### 取り組む課題
1. 以下のタンザニア便りから、2015年の展示会が開かれた地名をすべて挙げる。
2. 以下のタンザニア便りから、「ジャンボ!7月も目前ですが、いかがお過ごしでしょうか。」から「タンザニアは、断水と共に、停電も多いです。」までを、その終わりの部分も含めて抜き出してください。

ジャンボ!7月も目前ですが、いかがお過ごしでしょうか。
私の方は、タンザニア便りを書くのは久しぶりになってしまいましたが、バラカ主催ティンガティンガ展2015春@横浜・名古屋・三河安城展&山形友好協会主催の山形展終了後、タンザニアに帰国してからも、元気にしています。
『発電機を寄贈~ティンガティンガ展2015春の収益の中から』
今回のティンガティンガ展の収益の中からは、東日本大震災の義捐金と共に、ティンガティンガ村(工房)には、発電機を寄贈しました。
今年もバラカ主催のティンガティンガ展は無事盛況に終了したことと、今年の代表アーティストとして、アブダラが、日本で素晴らしいライブペイントを披露したことを伝えた後、前々から依頼されていた、発電機を今年のプレゼントにすることを発表して、贈呈式をしました。

タンザニアは、断水と共に、停電も多いです。
ティンガティンガ村(工房)も例外ではありません。
停電になると、昼間でも(特に午後から)工房の中が暗くなってしまうので、暑いし暗くて作品がよく見えないということでせっかくお客さんが来ていても、帰ってしまうし、とくに夕方からはろうそくや携帯電話の光の下で絵を描かなくてはいけなかったのですが、発電機があれば、停電の時も電気や扇風機をつけることができるようになります。
ちょうど発電機をプレゼントした日も、朝からずっと停電だったので、発電機をのスィッチをONにし、アート工房の中に電気が点いて明るくなった時は、おお~っという声と一緒に、拍手がおこり、アサンテ サーナ、イナサイディア サーナ(ありがとう。本当に助かります)という言葉が、たくさん聞かれました。

実は、この発電機の設置については、ティンガティンガ工房の方から、サポートしてほしいと頼まれていたものでした。
これからは、停電になっても、仕事が続けられると喜ばれています。きっと、さらにいい絵を描いてくれるでしょう。

展示会にご来場のみなさま、いろいろな形で応援してくださった皆々様に、ご報告とともに、アーティストたちからのアサンテサーナ(ありがとうございました)の声をお伝えします。
『絵本しんぞうとひげを、挿絵を描いてくれたチャリンダさんに』

### 保存データ

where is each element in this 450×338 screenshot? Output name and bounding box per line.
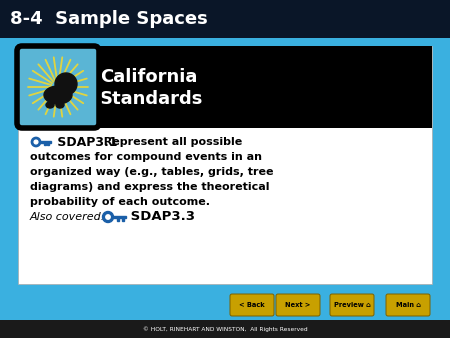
- Text: SDAP3.1: SDAP3.1: [53, 136, 117, 148]
- FancyBboxPatch shape: [18, 46, 432, 128]
- Text: Next >: Next >: [285, 302, 310, 308]
- Text: Main ⌂: Main ⌂: [396, 302, 420, 308]
- Text: organized way (e.g., tables, grids, tree: organized way (e.g., tables, grids, tree: [30, 167, 274, 177]
- Text: outcomes for compound events in an: outcomes for compound events in an: [30, 152, 262, 162]
- FancyBboxPatch shape: [386, 294, 430, 316]
- Circle shape: [55, 73, 77, 95]
- FancyBboxPatch shape: [230, 294, 274, 316]
- Text: probability of each outcome.: probability of each outcome.: [30, 197, 210, 207]
- Bar: [112, 216, 126, 218]
- FancyBboxPatch shape: [17, 46, 99, 128]
- Text: © HOLT, RINEHART AND WINSTON,  All Rights Reserved: © HOLT, RINEHART AND WINSTON, All Rights…: [143, 326, 307, 332]
- Bar: [44, 143, 45, 145]
- Text: Standards: Standards: [100, 90, 203, 108]
- FancyBboxPatch shape: [330, 294, 374, 316]
- Text: diagrams) and express the theoretical: diagrams) and express the theoretical: [30, 182, 270, 192]
- Circle shape: [32, 137, 40, 147]
- Ellipse shape: [44, 86, 72, 104]
- Text: SDAP3.3: SDAP3.3: [126, 211, 195, 223]
- Text: Preview ⌂: Preview ⌂: [333, 302, 370, 308]
- Bar: [48, 143, 50, 145]
- Text: Represent all possible: Represent all possible: [96, 137, 242, 147]
- Ellipse shape: [46, 102, 54, 108]
- Circle shape: [34, 140, 38, 144]
- Bar: [117, 218, 119, 221]
- Bar: [40, 141, 51, 143]
- Text: California: California: [100, 68, 198, 86]
- Bar: [122, 218, 124, 221]
- Circle shape: [103, 212, 113, 222]
- FancyBboxPatch shape: [0, 320, 450, 338]
- Text: < Back: < Back: [239, 302, 265, 308]
- Text: Also covered:: Also covered:: [30, 212, 105, 222]
- Ellipse shape: [56, 102, 64, 108]
- FancyBboxPatch shape: [18, 46, 432, 284]
- Circle shape: [106, 215, 110, 219]
- Text: 8-4  Sample Spaces: 8-4 Sample Spaces: [10, 10, 208, 28]
- FancyBboxPatch shape: [0, 0, 450, 38]
- FancyBboxPatch shape: [276, 294, 320, 316]
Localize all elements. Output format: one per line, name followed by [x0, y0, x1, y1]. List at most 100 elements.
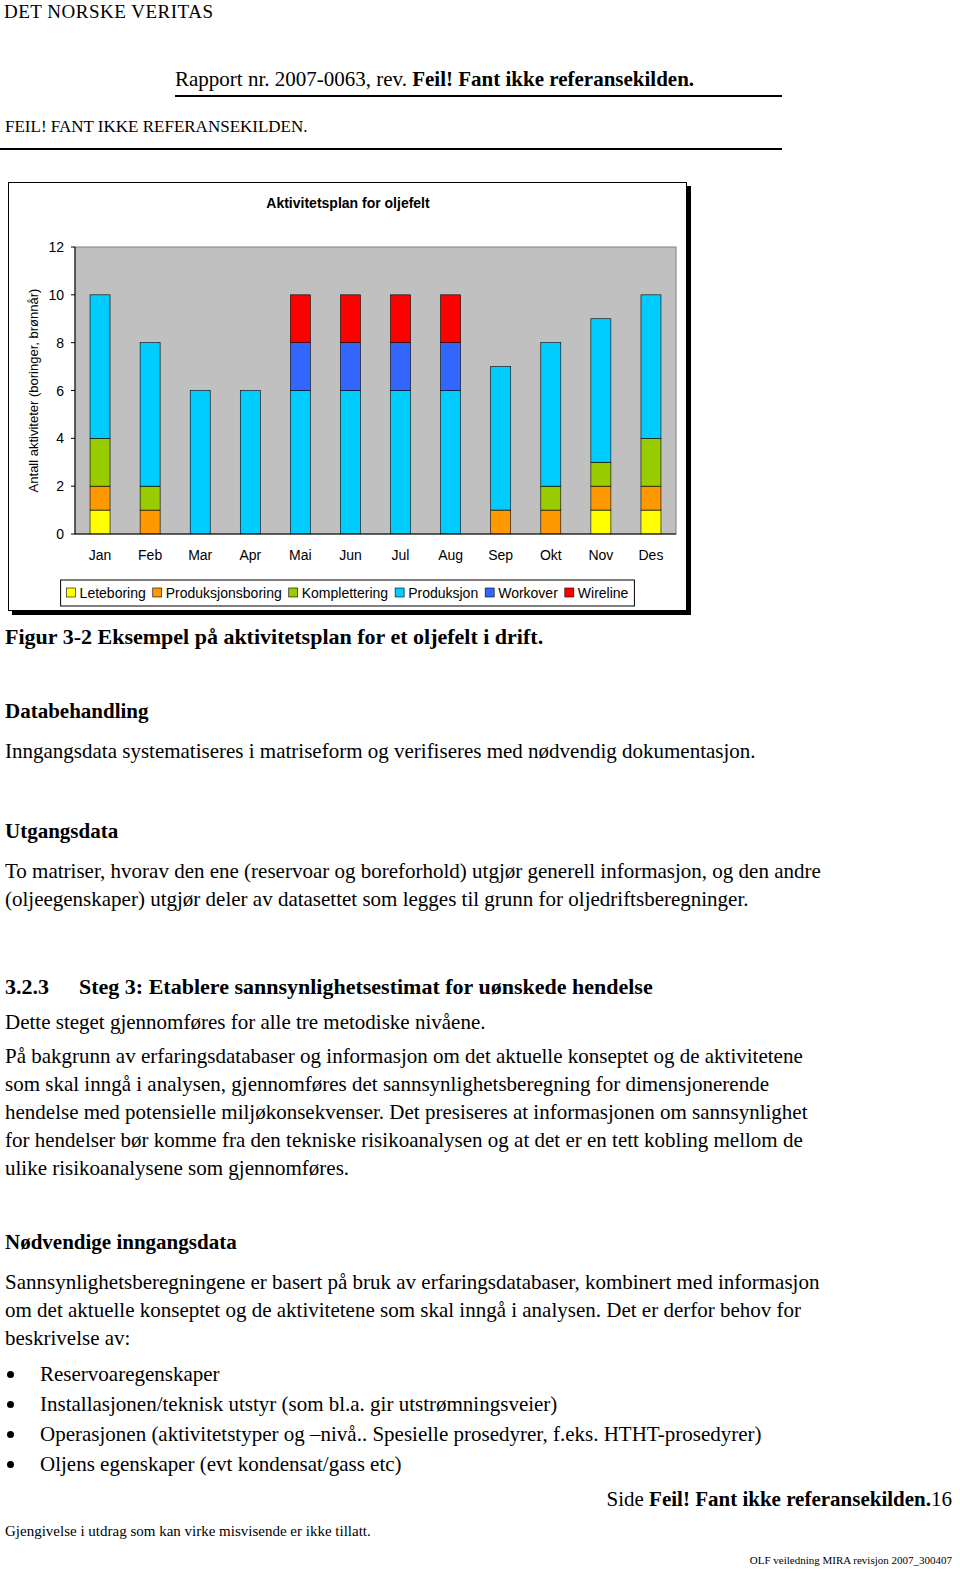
bar-segment — [541, 343, 561, 487]
paragraph-line: hendelse med potensielle miljøkonsekvens… — [5, 1100, 807, 1124]
x-tick-label: Feb — [138, 547, 162, 563]
bar-segment — [340, 343, 360, 391]
chart-frame — [9, 183, 687, 611]
bullet-dot — [7, 1371, 14, 1378]
bar-segment — [491, 366, 511, 367]
bar-segment — [290, 295, 310, 343]
bar-segment — [491, 367, 511, 511]
y-tick-label: 12 — [48, 239, 64, 255]
x-tick-label: Mai — [289, 547, 312, 563]
bar-segment — [641, 294, 661, 295]
y-tick-label: 2 — [56, 478, 64, 494]
x-tick-label: Jul — [392, 547, 410, 563]
x-tick-label: Sep — [488, 547, 513, 563]
report-line: Rapport nr. 2007-0063, rev. Feil! Fant i… — [175, 67, 694, 91]
bar-segment — [140, 510, 160, 534]
legend-label: Wireline — [578, 585, 629, 601]
bar-segment — [240, 390, 260, 391]
y-tick — [71, 247, 75, 248]
paragraph-line: som skal inngå i analysen, gjennomføres … — [5, 1072, 769, 1096]
bar-segment — [441, 295, 461, 343]
paragraph-line: ulike risikoanalysene som gjennomføres. — [5, 1156, 349, 1180]
figure-caption: Figur 3-2 Eksempel på aktivitetsplan for… — [5, 625, 543, 649]
bar-segment — [190, 391, 210, 535]
bar-segment — [240, 391, 260, 535]
x-tick-label: Nov — [588, 547, 613, 563]
bar-segment — [591, 318, 611, 319]
footer-revision: OLF veiledning MIRA revisjon 2007_300407 — [750, 1553, 952, 1567]
section-title: Steg 3: Etablere sannsynlighetsestimat f… — [79, 975, 653, 999]
bullet-dot — [7, 1461, 14, 1468]
legend-swatch — [153, 588, 162, 597]
page-number-value: 16 — [931, 1487, 952, 1511]
org-name: DET NORSKE VERITAS — [4, 0, 213, 24]
plot-area — [75, 247, 676, 534]
bar-segment — [340, 295, 360, 343]
bar-segment — [641, 295, 661, 439]
bar-segment — [541, 510, 561, 534]
bar-segment — [591, 319, 611, 463]
legend-label: Produksjon — [408, 585, 478, 601]
legend-swatch — [67, 588, 76, 597]
bullet-item: Operasjonen (aktivitetstyper og –nivå.. … — [40, 1422, 762, 1446]
y-tick — [71, 390, 75, 391]
bar-segment — [290, 343, 310, 391]
bar-segment — [90, 294, 110, 295]
paragraph-line: Sannsynlighetsberegningene er basert på … — [5, 1270, 819, 1294]
bar-segment — [90, 438, 110, 486]
legend-frame — [61, 580, 635, 606]
bar-segment — [591, 486, 611, 510]
bar-segment — [240, 390, 260, 391]
bullet-item: Reservoaregenskaper — [40, 1362, 220, 1386]
legend-label: Komplettering — [302, 585, 388, 601]
chart: Aktivitetsplan for oljefeltJanFebMarAprM… — [0, 0, 700, 620]
bar-segment — [290, 391, 310, 535]
paragraph-line: beskrivelse av: — [5, 1326, 130, 1350]
legend-swatch — [565, 588, 574, 597]
doc-title: FEIL! FANT IKKE REFERANSEKILDEN. — [5, 115, 308, 139]
bar-segment — [591, 462, 611, 486]
y-tick-label: 6 — [56, 383, 64, 399]
x-tick-label: Des — [639, 547, 664, 563]
bullet-item: Installasjonen/teknisk utstyr (som bl.a.… — [40, 1392, 557, 1416]
bar-segment — [641, 486, 661, 510]
bar-segment — [541, 342, 561, 343]
bar-segment — [340, 391, 360, 535]
legend-swatch — [289, 588, 298, 597]
x-tick-label: Mar — [188, 547, 212, 563]
section-number: 3.2.3 — [5, 975, 49, 999]
legend-swatch — [485, 588, 494, 597]
bar-segment — [591, 510, 611, 534]
bar-segment — [140, 486, 160, 510]
bar-segment — [641, 294, 661, 295]
bar-segment — [391, 391, 411, 535]
paragraph-line: (oljeegenskaper) utgjør deler av dataset… — [5, 887, 749, 911]
bar-segment — [641, 438, 661, 486]
y-tick-label: 8 — [56, 335, 64, 351]
bar-segment — [190, 390, 210, 391]
bar-segment — [491, 510, 511, 534]
bar-segment — [391, 343, 411, 391]
bar-segment — [190, 390, 210, 391]
legend-label: Leteboring — [80, 585, 146, 601]
bar-segment — [140, 342, 160, 343]
report-ref: Feil! Fant ikke referansekilden. — [412, 67, 694, 91]
y-tick-label: 4 — [56, 430, 64, 446]
y-tick — [71, 534, 75, 535]
x-tick-label: Okt — [540, 547, 562, 563]
header-rule — [0, 148, 782, 150]
bar-segment — [90, 510, 110, 534]
bar-segment — [591, 318, 611, 319]
paragraph-line: om det aktuelle konseptet og de aktivite… — [5, 1298, 801, 1322]
footer-notice: Gjengivelse i utdrag som kan virke misvi… — [5, 1519, 371, 1543]
legend-swatch — [395, 588, 404, 597]
header-rule — [175, 95, 782, 97]
y-tick — [71, 342, 75, 343]
paragraph-line: To matriser, hvorav den ene (reservoar o… — [5, 859, 821, 883]
bar-segment — [641, 510, 661, 534]
bar-segment — [90, 486, 110, 510]
bars — [90, 295, 661, 534]
y-tick — [71, 438, 75, 439]
y-tick — [71, 294, 75, 295]
bar-segment — [441, 343, 461, 391]
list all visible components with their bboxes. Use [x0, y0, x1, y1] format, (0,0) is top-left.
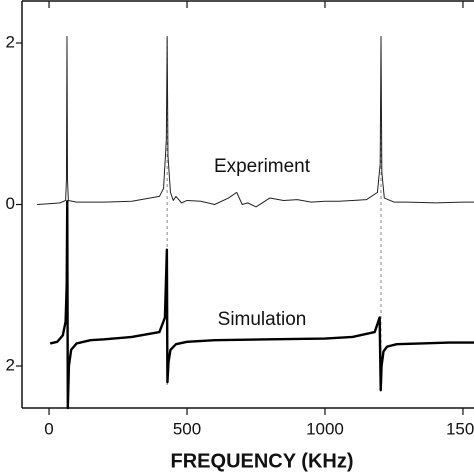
x-tick-label: 1000	[306, 419, 344, 438]
x-axis-title: FREQUENCY (KHz)	[171, 450, 354, 472]
series-line	[49, 200, 474, 410]
x-tick-label: 500	[173, 419, 201, 438]
x-tick-label: 150	[446, 419, 474, 438]
y-tick-label: 0	[6, 194, 15, 213]
y-tick-label: 2	[6, 32, 15, 51]
series-label: Experiment	[214, 156, 311, 177]
series-line	[37, 36, 474, 208]
y-tick-label: 2	[6, 355, 15, 374]
x-tick-label: 0	[44, 419, 53, 438]
series-label: Simulation	[218, 309, 307, 330]
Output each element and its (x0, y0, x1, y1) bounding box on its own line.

### 課題ごとの回答
1. 横浜、名古屋、三河安城、山形

2.
ジャンボ!7月も目前ですが、いかがお過ごしでしょうか。
私の方は、タンザニア便りを書くのは久しぶりになってしまいましたが、バラカ主催ティンガティンガ展2015春@横浜・名古屋・三河安城展&山形友好協会主催の山形展終了後、タンザニアに帰国してからも、元気にしています。
『発電機を寄贈~ティンガティンガ展2015春の収益の中から』
今回のティンガティンガ展の収益の中からは、東日本大震災の義捐金と共に、ティンガティンガ村(工房)には、発電機を寄贈しました。
今年もバラカ主催のティンガティンガ展は無事盛況に終了したことと、今年の代表アーティストとして、アブダラが、日本で素晴らしいライブペイントを披露したことを伝えた後、前々から依頼されていた、発電機を今年のプレゼントにすることを発表して、贈呈式をしました。

タンザニアは、断水と共に、停電も多いです。